▶ _ITEMS_
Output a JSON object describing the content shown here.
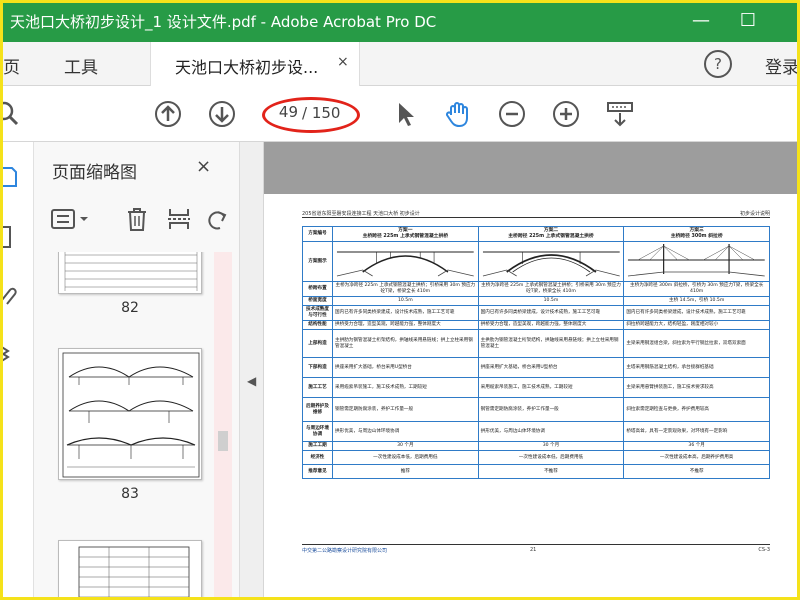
{
  "window": {
    "title": "天池口大桥初步设计_1 设计文件.pdf - Adobe Acrobat Pro DC",
    "minimize": "—",
    "maximize": "☐"
  },
  "menubar": {
    "home": "主页",
    "tools": "工具",
    "doc_tab": "天池口大桥初步设...",
    "tab_close": "×",
    "help": "?",
    "signin": "登录"
  },
  "toolbar": {
    "current_page": "49",
    "total_pages": "/ 150"
  },
  "thumbnails": {
    "title": "页面缩略图",
    "close": "×",
    "pages": [
      {
        "label": "82"
      },
      {
        "label": "83"
      }
    ]
  },
  "document": {
    "header_left": "205省道东阳至磐安段连接工程 天池口大桥 初步设计",
    "header_right": "初步设计说明",
    "columns": [
      {
        "title": "方案一",
        "subtitle": "主桥跨径 225m 上承式钢管混凝土拱桥"
      },
      {
        "title": "方案二",
        "subtitle": "主桥跨径 225m 上承式钢管混凝土拱桥"
      },
      {
        "title": "方案三",
        "subtitle": "主桥跨径 300m 斜拉桥"
      }
    ],
    "rows": [
      {
        "label": "方案编号",
        "cells": [
          "方案一",
          "方案二",
          "方案三"
        ]
      },
      {
        "label": "方案图示",
        "cells": [
          "",
          "",
          ""
        ]
      },
      {
        "label": "桥跨布置",
        "cells": [
          "主桥为净跨径 225m 上承式钢管混凝土拱桥；引桥采用 30m 预应力砼T梁，桥梁全长 410m",
          "主桥为净跨径 225m 上承式钢管混凝土拱桥；引桥采用 30m 预应力砼T梁，桥梁全长 410m",
          "主桥为净跨径 300m 斜拉桥，引桥为 30m 预应力T梁，桥梁全长 410m"
        ]
      },
      {
        "label": "桥面宽度",
        "cells": [
          "10.5m",
          "10.5m",
          "主桥 14.5m，引桥 10.5m"
        ]
      },
      {
        "label": "技术成熟度与可行性",
        "cells": [
          "国内已有许多同类桥梁建成，设计技术成熟，施工工艺可靠",
          "国内已有许多同类桥梁建成，设计技术成熟，施工工艺可靠",
          "国内已有许多同类桥梁建成，设计技术成熟，施工工艺可靠"
        ]
      },
      {
        "label": "结构性能",
        "cells": [
          "拱桥受力合理，造型美观，跨越能力强，整体刚度大",
          "拱桥受力合理，造型美观，跨越能力强，整体刚度大",
          "斜拉桥跨越能力大，结构轻盈，刚度相对较小"
        ]
      },
      {
        "label": "上部构造",
        "cells": [
          "主拱肋为钢管混凝土桁架结构，拱轴线采用悬链线；拱上立柱采用钢管混凝土",
          "主拱肋为钢管混凝土桁架结构，拱轴线采用悬链线；拱上立柱采用钢管混凝土",
          "主梁采用钢混组合梁，斜拉索为平行钢丝拉索，双塔双索面"
        ]
      },
      {
        "label": "下部构造",
        "cells": [
          "拱座采用扩大基础，桥台采用U型桥台",
          "拱座采用扩大基础，桥台采用U型桥台",
          "主塔采用钢筋混凝土结构，承台接群桩基础"
        ]
      },
      {
        "label": "施工工艺",
        "cells": [
          "采用缆索吊装施工，施工技术成熟，工期较短",
          "采用缆索吊装施工，施工技术成熟，工期较短",
          "主梁采用悬臂拼装施工，施工技术要求较高"
        ]
      },
      {
        "label": "后期养护及维修",
        "cells": [
          "钢管需定期防腐涂装，养护工作量一般",
          "钢管需定期防腐涂装，养护工作量一般",
          "斜拉索需定期检查与更换，养护费用较高"
        ]
      },
      {
        "label": "与周边环境协调",
        "cells": [
          "拱形优美，与周边山体环境协调",
          "拱形优美，与周边山体环境协调",
          "桥塔高耸，具有一定景观效果，对环境有一定影响"
        ]
      },
      {
        "label": "施工工期",
        "cells": [
          "30 个月",
          "30 个月",
          "36 个月"
        ]
      },
      {
        "label": "经济性",
        "cells": [
          "一次性建设成本低，后期费用低",
          "一次性建设成本低，后期费用低",
          "一次性建设成本高，后期养护费用高"
        ]
      },
      {
        "label": "推荐意见",
        "cells": [
          "推荐",
          "不推荐",
          "不推荐"
        ]
      }
    ],
    "footer_left": "中交第二公路勘察设计研究院有限公司",
    "footer_center": "21",
    "footer_right": "CS-3"
  }
}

▶ _INSTRUCTIONS FOR THE TASK_
Omit each picture, then return all of the listing exactly as it stands.

▶ _THE REPLY_
Output a JSON object describing the content shown here.
{
  "window": {
    "title": "天池口大桥初步设计_1 设计文件.pdf - Adobe Acrobat Pro DC",
    "minimize": "—",
    "maximize": "☐"
  },
  "menubar": {
    "home": "主页",
    "tools": "工具",
    "doc_tab": "天池口大桥初步设...",
    "tab_close": "×",
    "help": "?",
    "signin": "登录"
  },
  "toolbar": {
    "current_page": "49",
    "total_pages": "/ 150"
  },
  "thumbnails": {
    "title": "页面缩略图",
    "close": "×",
    "pages": [
      {
        "label": "82"
      },
      {
        "label": "83"
      }
    ]
  },
  "document": {
    "header_left": "205省道东阳至磐安段连接工程 天池口大桥 初步设计",
    "header_right": "初步设计说明",
    "columns": [
      {
        "title": "方案一",
        "subtitle": "主桥跨径 225m 上承式钢管混凝土拱桥"
      },
      {
        "title": "方案二",
        "subtitle": "主桥跨径 225m 上承式钢管混凝土拱桥"
      },
      {
        "title": "方案三",
        "subtitle": "主桥跨径 300m 斜拉桥"
      }
    ],
    "rows": [
      {
        "label": "方案编号",
        "cells": [
          "方案一",
          "方案二",
          "方案三"
        ]
      },
      {
        "label": "方案图示",
        "cells": [
          "",
          "",
          ""
        ]
      },
      {
        "label": "桥跨布置",
        "cells": [
          "主桥为净跨径 225m 上承式钢管混凝土拱桥；引桥采用 30m 预应力砼T梁，桥梁全长 410m",
          "主桥为净跨径 225m 上承式钢管混凝土拱桥；引桥采用 30m 预应力砼T梁，桥梁全长 410m",
          "主桥为净跨径 300m 斜拉桥，引桥为 30m 预应力T梁，桥梁全长 410m"
        ]
      },
      {
        "label": "桥面宽度",
        "cells": [
          "10.5m",
          "10.5m",
          "主桥 14.5m，引桥 10.5m"
        ]
      },
      {
        "label": "技术成熟度与可行性",
        "cells": [
          "国内已有许多同类桥梁建成，设计技术成熟，施工工艺可靠",
          "国内已有许多同类桥梁建成，设计技术成熟，施工工艺可靠",
          "国内已有许多同类桥梁建成，设计技术成熟，施工工艺可靠"
        ]
      },
      {
        "label": "结构性能",
        "cells": [
          "拱桥受力合理，造型美观，跨越能力强，整体刚度大",
          "拱桥受力合理，造型美观，跨越能力强，整体刚度大",
          "斜拉桥跨越能力大，结构轻盈，刚度相对较小"
        ]
      },
      {
        "label": "上部构造",
        "cells": [
          "主拱肋为钢管混凝土桁架结构，拱轴线采用悬链线；拱上立柱采用钢管混凝土",
          "主拱肋为钢管混凝土桁架结构，拱轴线采用悬链线；拱上立柱采用钢管混凝土",
          "主梁采用钢混组合梁，斜拉索为平行钢丝拉索，双塔双索面"
        ]
      },
      {
        "label": "下部构造",
        "cells": [
          "拱座采用扩大基础，桥台采用U型桥台",
          "拱座采用扩大基础，桥台采用U型桥台",
          "主塔采用钢筋混凝土结构，承台接群桩基础"
        ]
      },
      {
        "label": "施工工艺",
        "cells": [
          "采用缆索吊装施工，施工技术成熟，工期较短",
          "采用缆索吊装施工，施工技术成熟，工期较短",
          "主梁采用悬臂拼装施工，施工技术要求较高"
        ]
      },
      {
        "label": "后期养护及维修",
        "cells": [
          "钢管需定期防腐涂装，养护工作量一般",
          "钢管需定期防腐涂装，养护工作量一般",
          "斜拉索需定期检查与更换，养护费用较高"
        ]
      },
      {
        "label": "与周边环境协调",
        "cells": [
          "拱形优美，与周边山体环境协调",
          "拱形优美，与周边山体环境协调",
          "桥塔高耸，具有一定景观效果，对环境有一定影响"
        ]
      },
      {
        "label": "施工工期",
        "cells": [
          "30 个月",
          "30 个月",
          "36 个月"
        ]
      },
      {
        "label": "经济性",
        "cells": [
          "一次性建设成本低，后期费用低",
          "一次性建设成本低，后期费用低",
          "一次性建设成本高，后期养护费用高"
        ]
      },
      {
        "label": "推荐意见",
        "cells": [
          "推荐",
          "不推荐",
          "不推荐"
        ]
      }
    ],
    "footer_left": "中交第二公路勘察设计研究院有限公司",
    "footer_center": "21",
    "footer_right": "CS-3"
  }
}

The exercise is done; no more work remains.